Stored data
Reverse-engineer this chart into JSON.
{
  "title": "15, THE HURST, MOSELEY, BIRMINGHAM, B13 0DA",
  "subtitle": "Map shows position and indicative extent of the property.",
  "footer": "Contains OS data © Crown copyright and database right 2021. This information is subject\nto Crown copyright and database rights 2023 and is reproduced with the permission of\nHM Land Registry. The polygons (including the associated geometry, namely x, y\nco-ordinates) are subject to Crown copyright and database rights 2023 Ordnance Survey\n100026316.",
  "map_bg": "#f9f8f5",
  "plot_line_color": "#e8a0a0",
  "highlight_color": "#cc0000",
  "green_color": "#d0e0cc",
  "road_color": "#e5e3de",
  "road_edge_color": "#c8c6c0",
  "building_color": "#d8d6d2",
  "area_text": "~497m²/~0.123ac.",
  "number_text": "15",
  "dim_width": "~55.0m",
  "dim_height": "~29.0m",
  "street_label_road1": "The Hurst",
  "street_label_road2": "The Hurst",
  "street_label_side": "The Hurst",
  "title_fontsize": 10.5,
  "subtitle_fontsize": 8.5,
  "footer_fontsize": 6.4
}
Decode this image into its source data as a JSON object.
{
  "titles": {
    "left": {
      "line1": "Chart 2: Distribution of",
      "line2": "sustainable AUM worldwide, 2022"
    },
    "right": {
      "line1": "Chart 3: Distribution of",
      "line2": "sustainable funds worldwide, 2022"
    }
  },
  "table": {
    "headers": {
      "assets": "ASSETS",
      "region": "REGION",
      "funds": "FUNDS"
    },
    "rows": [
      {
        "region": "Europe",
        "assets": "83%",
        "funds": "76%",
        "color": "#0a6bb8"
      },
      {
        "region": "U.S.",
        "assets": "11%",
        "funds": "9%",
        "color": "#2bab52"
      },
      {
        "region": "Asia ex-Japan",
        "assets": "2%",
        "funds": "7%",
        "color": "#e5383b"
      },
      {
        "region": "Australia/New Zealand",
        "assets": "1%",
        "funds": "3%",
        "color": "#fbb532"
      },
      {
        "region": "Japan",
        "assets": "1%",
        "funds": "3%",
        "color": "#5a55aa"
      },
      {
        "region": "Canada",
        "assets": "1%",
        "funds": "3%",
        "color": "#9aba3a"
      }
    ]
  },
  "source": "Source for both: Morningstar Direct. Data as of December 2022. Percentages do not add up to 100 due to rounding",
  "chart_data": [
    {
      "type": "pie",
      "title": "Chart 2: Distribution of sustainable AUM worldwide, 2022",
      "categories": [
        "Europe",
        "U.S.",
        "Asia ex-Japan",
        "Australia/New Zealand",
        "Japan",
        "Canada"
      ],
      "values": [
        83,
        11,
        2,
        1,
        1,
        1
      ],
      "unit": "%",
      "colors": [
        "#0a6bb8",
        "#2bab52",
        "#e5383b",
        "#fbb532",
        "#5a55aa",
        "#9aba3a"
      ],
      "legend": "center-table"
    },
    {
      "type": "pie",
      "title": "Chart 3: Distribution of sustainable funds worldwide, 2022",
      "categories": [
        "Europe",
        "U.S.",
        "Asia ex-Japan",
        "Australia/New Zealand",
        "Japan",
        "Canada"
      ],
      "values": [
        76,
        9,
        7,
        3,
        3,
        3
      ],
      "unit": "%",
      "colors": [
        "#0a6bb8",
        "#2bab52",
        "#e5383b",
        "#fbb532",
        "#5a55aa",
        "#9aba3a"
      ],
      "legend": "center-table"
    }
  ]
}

__Direction__.
Above are some records. Print them all exactly.

__The answer__.
Reverse-engineer this chart into JSON.
{
  "title": "15, THE HURST, MOSELEY, BIRMINGHAM, B13 0DA",
  "subtitle": "Map shows position and indicative extent of the property.",
  "footer": "Contains OS data © Crown copyright and database right 2021. This information is subject\nto Crown copyright and database rights 2023 and is reproduced with the permission of\nHM Land Registry. The polygons (including the associated geometry, namely x, y\nco-ordinates) are subject to Crown copyright and database rights 2023 Ordnance Survey\n100026316.",
  "map_bg": "#f9f8f5",
  "plot_line_color": "#e8a0a0",
  "highlight_color": "#cc0000",
  "green_color": "#d0e0cc",
  "road_color": "#e5e3de",
  "road_edge_color": "#c8c6c0",
  "building_color": "#d8d6d2",
  "area_text": "~497m²/~0.123ac.",
  "number_text": "15",
  "dim_width": "~55.0m",
  "dim_height": "~29.0m",
  "street_label_road1": "The Hurst",
  "street_label_road2": "The Hurst",
  "street_label_side": "The Hurst",
  "title_fontsize": 10.5,
  "subtitle_fontsize": 8.5,
  "footer_fontsize": 6.4
}
Decode this image into its source data as a JSON object.
{
  "titles": {
    "left": {
      "line1": "Chart 2: Distribution of",
      "line2": "sustainable AUM worldwide, 2022"
    },
    "right": {
      "line1": "Chart 3: Distribution of",
      "line2": "sustainable funds worldwide, 2022"
    }
  },
  "table": {
    "headers": {
      "assets": "ASSETS",
      "region": "REGION",
      "funds": "FUNDS"
    },
    "rows": [
      {
        "region": "Europe",
        "assets": "83%",
        "funds": "76%",
        "color": "#0a6bb8"
      },
      {
        "region": "U.S.",
        "assets": "11%",
        "funds": "9%",
        "color": "#2bab52"
      },
      {
        "region": "Asia ex-Japan",
        "assets": "2%",
        "funds": "7%",
        "color": "#e5383b"
      },
      {
        "region": "Australia/New Zealand",
        "assets": "1%",
        "funds": "3%",
        "color": "#fbb532"
      },
      {
        "region": "Japan",
        "assets": "1%",
        "funds": "3%",
        "color": "#5a55aa"
      },
      {
        "region": "Canada",
        "assets": "1%",
        "funds": "3%",
        "color": "#9aba3a"
      }
    ]
  },
  "source": "Source for both: Morningstar Direct. Data as of December 2022. Percentages do not add up to 100 due to rounding",
  "chart_data": [
    {
      "type": "pie",
      "title": "Chart 2: Distribution of sustainable AUM worldwide, 2022",
      "categories": [
        "Europe",
        "U.S.",
        "Asia ex-Japan",
        "Australia/New Zealand",
        "Japan",
        "Canada"
      ],
      "values": [
        83,
        11,
        2,
        1,
        1,
        1
      ],
      "unit": "%",
      "colors": [
        "#0a6bb8",
        "#2bab52",
        "#e5383b",
        "#fbb532",
        "#5a55aa",
        "#9aba3a"
      ],
      "legend": "center-table"
    },
    {
      "type": "pie",
      "title": "Chart 3: Distribution of sustainable funds worldwide, 2022",
      "categories": [
        "Europe",
        "U.S.",
        "Asia ex-Japan",
        "Australia/New Zealand",
        "Japan",
        "Canada"
      ],
      "values": [
        76,
        9,
        7,
        3,
        3,
        3
      ],
      "unit": "%",
      "colors": [
        "#0a6bb8",
        "#2bab52",
        "#e5383b",
        "#fbb532",
        "#5a55aa",
        "#9aba3a"
      ],
      "legend": "center-table"
    }
  ]
}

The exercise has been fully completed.